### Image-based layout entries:
━━━━

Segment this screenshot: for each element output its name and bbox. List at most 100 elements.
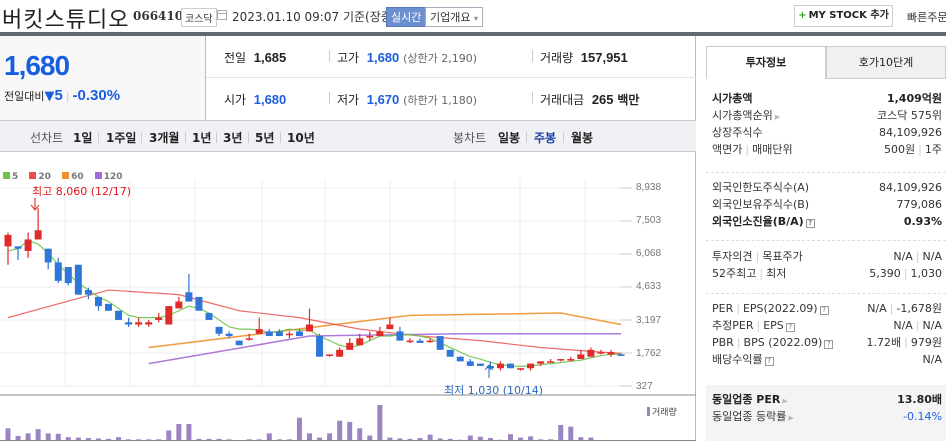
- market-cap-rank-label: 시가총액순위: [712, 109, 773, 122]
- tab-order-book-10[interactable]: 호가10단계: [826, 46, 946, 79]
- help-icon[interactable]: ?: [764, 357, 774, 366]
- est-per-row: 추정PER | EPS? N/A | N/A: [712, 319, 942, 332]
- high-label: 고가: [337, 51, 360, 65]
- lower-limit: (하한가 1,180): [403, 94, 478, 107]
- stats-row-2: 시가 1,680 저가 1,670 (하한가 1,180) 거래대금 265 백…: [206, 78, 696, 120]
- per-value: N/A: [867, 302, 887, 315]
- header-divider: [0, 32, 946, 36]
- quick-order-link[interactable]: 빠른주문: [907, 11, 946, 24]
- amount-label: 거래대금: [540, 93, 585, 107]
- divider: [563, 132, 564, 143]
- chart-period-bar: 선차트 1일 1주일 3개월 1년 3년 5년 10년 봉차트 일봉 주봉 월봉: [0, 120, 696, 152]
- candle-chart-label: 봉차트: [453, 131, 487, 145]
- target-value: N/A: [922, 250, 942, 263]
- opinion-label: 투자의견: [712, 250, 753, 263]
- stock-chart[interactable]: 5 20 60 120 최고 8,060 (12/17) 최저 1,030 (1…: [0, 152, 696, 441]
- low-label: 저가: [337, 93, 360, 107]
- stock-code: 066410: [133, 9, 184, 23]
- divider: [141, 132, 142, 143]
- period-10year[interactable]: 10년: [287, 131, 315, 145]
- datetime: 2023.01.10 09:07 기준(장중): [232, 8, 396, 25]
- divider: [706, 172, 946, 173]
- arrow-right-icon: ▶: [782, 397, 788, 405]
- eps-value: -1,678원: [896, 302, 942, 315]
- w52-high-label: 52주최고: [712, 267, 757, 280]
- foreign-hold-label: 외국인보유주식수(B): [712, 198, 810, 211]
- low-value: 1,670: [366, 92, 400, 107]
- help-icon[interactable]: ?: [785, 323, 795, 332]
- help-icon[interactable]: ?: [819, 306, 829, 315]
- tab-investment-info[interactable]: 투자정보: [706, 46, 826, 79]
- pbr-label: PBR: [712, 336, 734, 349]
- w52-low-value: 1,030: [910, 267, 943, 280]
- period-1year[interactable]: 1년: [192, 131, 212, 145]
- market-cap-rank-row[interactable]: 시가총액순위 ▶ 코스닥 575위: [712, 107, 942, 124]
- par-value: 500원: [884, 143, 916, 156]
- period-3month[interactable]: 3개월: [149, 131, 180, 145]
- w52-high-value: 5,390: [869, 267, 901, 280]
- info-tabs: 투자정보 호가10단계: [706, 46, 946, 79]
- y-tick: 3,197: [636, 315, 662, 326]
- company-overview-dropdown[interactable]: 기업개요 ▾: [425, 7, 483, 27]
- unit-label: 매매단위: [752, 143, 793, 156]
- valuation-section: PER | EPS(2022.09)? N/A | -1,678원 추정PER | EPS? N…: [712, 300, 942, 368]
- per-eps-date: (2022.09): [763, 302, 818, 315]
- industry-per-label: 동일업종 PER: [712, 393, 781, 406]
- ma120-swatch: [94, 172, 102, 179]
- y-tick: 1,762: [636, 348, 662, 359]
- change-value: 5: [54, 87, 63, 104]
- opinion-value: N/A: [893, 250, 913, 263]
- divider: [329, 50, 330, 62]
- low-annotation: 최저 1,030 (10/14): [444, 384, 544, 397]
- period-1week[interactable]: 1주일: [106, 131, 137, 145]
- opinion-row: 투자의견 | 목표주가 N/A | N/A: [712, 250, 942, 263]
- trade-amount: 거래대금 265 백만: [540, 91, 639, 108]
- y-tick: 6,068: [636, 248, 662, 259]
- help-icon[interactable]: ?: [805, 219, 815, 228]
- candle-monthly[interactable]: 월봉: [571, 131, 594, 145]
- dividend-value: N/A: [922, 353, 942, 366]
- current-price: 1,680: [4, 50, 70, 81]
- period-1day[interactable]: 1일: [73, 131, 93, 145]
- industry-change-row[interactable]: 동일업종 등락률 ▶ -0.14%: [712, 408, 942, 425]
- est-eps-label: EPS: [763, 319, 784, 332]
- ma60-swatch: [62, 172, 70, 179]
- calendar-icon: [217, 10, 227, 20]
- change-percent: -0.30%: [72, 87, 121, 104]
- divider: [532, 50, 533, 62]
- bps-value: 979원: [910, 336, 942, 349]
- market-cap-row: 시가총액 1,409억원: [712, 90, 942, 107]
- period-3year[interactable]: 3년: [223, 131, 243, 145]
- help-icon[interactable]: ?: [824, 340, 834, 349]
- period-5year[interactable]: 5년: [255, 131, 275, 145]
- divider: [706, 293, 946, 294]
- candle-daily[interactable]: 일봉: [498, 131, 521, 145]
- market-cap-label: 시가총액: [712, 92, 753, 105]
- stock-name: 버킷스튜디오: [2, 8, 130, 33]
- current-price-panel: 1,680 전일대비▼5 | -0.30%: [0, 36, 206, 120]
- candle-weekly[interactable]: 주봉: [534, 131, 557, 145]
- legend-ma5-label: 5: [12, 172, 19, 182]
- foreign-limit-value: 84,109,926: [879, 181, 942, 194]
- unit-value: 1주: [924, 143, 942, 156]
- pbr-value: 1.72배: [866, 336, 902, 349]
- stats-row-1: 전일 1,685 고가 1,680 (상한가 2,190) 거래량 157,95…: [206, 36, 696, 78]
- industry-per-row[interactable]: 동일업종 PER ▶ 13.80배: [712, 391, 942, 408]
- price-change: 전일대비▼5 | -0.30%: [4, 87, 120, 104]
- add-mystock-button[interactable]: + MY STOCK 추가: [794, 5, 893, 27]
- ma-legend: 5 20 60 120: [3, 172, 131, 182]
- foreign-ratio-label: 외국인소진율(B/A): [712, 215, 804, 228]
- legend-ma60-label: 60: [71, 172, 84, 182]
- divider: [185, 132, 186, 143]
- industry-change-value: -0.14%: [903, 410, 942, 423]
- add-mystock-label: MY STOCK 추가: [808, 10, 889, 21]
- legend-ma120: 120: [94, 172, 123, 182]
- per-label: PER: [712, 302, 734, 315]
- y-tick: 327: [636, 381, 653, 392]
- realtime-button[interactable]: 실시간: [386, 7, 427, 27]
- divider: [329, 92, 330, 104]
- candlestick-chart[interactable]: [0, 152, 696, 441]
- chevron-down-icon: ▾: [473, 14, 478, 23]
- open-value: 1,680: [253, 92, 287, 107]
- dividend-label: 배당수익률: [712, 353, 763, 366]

━━━━

### The problem:
Locate each line in the material above that contains the string "limit", and copy those lines in full.

### Response for this exercise:
- lower-limit: (하한가 1,180): [403, 94, 478, 107]
- foreign-limit-value: 84,109,926: [879, 181, 942, 194]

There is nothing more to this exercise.